What is being asked: Extract each line containing the string "children".

-- BEGIN Information shown --

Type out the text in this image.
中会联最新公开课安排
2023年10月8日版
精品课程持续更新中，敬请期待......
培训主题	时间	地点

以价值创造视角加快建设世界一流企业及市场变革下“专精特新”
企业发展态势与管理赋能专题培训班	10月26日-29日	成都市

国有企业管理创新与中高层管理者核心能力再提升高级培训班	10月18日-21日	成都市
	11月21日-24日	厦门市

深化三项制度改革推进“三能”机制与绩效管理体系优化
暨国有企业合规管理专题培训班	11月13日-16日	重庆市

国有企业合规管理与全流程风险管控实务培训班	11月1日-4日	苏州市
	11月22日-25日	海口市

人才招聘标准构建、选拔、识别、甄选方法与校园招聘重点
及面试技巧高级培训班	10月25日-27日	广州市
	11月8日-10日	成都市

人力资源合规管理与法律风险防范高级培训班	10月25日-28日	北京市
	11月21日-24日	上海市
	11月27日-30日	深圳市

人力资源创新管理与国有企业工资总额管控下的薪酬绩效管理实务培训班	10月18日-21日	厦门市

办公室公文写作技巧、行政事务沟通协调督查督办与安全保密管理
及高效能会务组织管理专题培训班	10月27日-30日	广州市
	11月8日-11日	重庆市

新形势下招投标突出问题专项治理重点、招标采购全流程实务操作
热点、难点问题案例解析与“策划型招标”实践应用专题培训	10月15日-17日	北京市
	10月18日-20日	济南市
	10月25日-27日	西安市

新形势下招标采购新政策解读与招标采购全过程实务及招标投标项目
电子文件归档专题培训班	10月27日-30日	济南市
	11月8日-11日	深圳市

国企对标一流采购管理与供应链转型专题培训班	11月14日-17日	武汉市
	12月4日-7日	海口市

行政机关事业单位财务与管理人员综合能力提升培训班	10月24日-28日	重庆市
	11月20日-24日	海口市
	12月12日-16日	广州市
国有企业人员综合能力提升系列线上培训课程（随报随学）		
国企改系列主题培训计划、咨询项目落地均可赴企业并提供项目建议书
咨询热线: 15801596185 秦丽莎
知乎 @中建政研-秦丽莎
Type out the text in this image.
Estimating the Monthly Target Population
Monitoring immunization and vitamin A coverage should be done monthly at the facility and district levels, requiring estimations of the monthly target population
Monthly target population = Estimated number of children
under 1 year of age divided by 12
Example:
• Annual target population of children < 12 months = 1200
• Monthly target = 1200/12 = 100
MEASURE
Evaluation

-- END Information shown --

Expected answer:
Monthly target population = Estimated number of children
• Annual target population of children < 12 months = 1200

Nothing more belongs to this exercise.